ЗАДАНИЯ:
(A) Ответьте по тексту на три вопроса:
(i) В очерке о какой картине и какого художника Розанов развил идею русской «женственности»?
(ii) Как называется оставшаяся неизданной книга, в которой Розанов продолжил мысль о том, что русские «все лежат»?
(iii) Какой интерес, по словам Розанова, слаб в русской литературе?
Ответы пометьте так же: (i), (ii), (iii).
(B) Изложите содержание текста в двух предложениях.

====== ТЕКСТ ======

Идею русской „женственности“ Розанов развил также в очерке о картине Ф. А. Малявина „Бабы“, выражающей „Русь не которого-нибудь века, а всех веков“[632]. Именно исходя из „женского начала“ он писал в трагические дни Брестского мира весной 1918 года: „Покорение России Гер-маниею будет на самом деле, и внутренне и духовно, — покорение Германии Россиею“.
„Да, они славные. Но все лежат“, — писал Василий Васильевич о русских. И в оставшейся неизданной книге „Сахарна“ продолжил эту мысль: „Итак, по литературе — русские все лежали на кровати и назывались „Обломовыми“, а немец Штольц, выгнанный „в жизнь“ суровым отцом, делал дела и уже в средних летах ездил в собственном кабриолете“[633].
И вместе с тем какое чувство и понимание русской литературы и русского языка: „Мастерство русских писателей сводилось к уменью наблюдать, выбирать из видимого характеризующее и общее, выбирать типовое, — наконец, наблюдать и оригинальные странности, занимательные, новые и обещающие; и все это — взять в слове, взять в горниле великолепного русского языка, художественного уже в самой своей филологии, в корнях русской литературы: в полноте и во всем составе ее и можно было написать только на русском языке“[634].
Национальное своеобразие русской литературы Розанов усматривал в сопоставлении ее с другими литературами мира. „веские внесли нечто совершенно новое во всемирную словесность. „Русская точка зрения“ на вещи совершенно непохожа на французскую, немецкую, английскую… После „Войны и мира“ или „Карениной“, после Гоголя, после чтения Пушкина невозможно иначе как с ощущением страшной скуки читать „Вертера“ или „Сродство душ“ Гете или романы Жорж-Занд. „Скучно!“ „Неинтересно“… Почему?“[635]
Ответ на этот вопрос он находил в особом качестве гуманизма русской литературы. „Вся русская литература почти исключительно антропологична, — космологический интерес в ней слаб. Вся сосредоточенность мысли, вся глубина, все проницание у нас относится исключительно к душе человеческой, к судьбе человеческой, — и здесь по красоте и возвышенности, по верности мысли русские не имеют соперников. Но западные литераторы в высшей степени космологичны, они копаются не около одного жилья человеческого, как все русские, всегда русские, — но озирают мир, страны, народы, судьбу народов“.

====== ВЫБОРКА ЗАПИСЕЙ ======

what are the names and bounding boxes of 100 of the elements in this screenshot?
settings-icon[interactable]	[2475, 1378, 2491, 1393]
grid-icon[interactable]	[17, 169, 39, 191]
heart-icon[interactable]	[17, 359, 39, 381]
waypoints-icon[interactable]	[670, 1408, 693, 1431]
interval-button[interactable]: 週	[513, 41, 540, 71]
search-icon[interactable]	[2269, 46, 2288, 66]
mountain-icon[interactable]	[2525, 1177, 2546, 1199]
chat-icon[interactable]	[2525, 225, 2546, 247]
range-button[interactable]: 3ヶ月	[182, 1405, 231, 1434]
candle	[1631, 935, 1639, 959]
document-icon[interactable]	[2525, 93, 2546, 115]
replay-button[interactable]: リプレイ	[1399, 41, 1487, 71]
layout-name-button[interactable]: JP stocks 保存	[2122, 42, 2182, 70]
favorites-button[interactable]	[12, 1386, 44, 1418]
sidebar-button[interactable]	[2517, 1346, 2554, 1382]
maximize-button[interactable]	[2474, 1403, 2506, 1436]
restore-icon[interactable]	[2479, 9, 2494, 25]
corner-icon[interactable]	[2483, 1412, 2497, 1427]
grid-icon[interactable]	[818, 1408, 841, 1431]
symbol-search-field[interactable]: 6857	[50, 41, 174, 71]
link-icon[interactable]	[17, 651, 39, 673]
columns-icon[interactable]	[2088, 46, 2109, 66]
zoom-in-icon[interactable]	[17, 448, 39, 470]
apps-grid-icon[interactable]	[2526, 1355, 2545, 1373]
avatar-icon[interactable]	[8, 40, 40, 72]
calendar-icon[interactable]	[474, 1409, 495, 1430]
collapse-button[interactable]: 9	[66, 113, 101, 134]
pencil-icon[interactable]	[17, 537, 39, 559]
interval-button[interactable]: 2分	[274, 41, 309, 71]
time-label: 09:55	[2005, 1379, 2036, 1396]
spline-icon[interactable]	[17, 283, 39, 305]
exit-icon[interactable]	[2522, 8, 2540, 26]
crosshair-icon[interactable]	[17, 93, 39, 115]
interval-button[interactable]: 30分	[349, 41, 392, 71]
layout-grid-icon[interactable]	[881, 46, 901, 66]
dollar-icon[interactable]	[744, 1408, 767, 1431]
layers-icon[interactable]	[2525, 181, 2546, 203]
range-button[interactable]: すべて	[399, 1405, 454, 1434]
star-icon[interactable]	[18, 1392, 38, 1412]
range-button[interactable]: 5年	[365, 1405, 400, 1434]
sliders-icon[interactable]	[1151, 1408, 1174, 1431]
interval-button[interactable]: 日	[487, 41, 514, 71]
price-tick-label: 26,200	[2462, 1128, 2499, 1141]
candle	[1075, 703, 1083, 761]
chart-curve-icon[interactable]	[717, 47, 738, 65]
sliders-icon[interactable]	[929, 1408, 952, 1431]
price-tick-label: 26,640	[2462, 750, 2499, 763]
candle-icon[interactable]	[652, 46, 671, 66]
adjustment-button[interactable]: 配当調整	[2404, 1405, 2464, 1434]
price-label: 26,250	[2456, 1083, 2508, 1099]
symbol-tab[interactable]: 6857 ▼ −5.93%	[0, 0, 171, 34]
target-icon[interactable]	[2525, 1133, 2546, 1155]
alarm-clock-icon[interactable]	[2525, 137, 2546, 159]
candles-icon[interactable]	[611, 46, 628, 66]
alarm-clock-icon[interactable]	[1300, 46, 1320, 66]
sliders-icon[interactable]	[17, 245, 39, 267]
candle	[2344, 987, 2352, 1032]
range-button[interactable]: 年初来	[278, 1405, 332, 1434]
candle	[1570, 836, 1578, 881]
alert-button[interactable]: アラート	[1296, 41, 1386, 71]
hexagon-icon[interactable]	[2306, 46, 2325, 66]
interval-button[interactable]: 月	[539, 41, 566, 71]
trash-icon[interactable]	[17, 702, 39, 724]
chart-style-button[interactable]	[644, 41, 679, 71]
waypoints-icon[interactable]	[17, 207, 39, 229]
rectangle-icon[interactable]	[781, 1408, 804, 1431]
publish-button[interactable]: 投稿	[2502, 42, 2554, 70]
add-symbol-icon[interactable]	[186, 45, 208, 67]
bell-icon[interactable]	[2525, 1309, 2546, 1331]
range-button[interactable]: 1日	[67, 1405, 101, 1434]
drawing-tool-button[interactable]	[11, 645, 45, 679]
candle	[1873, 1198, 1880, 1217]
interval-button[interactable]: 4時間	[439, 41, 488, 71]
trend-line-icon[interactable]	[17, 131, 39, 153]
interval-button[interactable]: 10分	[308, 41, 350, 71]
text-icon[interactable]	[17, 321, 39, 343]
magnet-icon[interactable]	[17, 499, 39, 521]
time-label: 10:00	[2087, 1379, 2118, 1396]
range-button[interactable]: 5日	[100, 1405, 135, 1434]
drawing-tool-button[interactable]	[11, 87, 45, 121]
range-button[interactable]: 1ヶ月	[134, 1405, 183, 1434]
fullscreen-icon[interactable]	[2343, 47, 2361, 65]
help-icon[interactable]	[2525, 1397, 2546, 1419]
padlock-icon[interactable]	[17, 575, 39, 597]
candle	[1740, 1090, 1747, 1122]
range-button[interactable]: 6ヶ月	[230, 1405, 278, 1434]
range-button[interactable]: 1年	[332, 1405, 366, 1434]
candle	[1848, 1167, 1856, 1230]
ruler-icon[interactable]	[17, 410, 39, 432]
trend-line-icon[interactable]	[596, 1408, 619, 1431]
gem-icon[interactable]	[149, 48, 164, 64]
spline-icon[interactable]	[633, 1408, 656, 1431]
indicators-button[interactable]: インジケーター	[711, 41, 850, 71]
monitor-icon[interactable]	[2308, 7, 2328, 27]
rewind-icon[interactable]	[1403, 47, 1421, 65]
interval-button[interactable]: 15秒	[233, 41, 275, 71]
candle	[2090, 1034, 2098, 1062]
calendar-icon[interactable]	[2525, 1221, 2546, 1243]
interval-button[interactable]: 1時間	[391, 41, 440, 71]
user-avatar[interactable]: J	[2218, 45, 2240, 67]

======

ОТВЕТЫ ПО ЗАДАНИЯМ:
(A)
(i) В очерке о картине Ф. А. Малявина «Бабы».
(ii) «Сахарна».
(iii) Космологический интерес.

(B) Текст излагает взгляды Розанова на русский характер и русскую литературу: он развивал идею русской «женственности» и писал о русских, что они «славные», но «все лежат». Своеобразие русской литературы он видел в ее антропологичности, то есть в сосредоточенности на душе и судьбе человека, тогда как западные литераторы, по его словам, в высшей степени космологичны и озирают мир, страны и народы.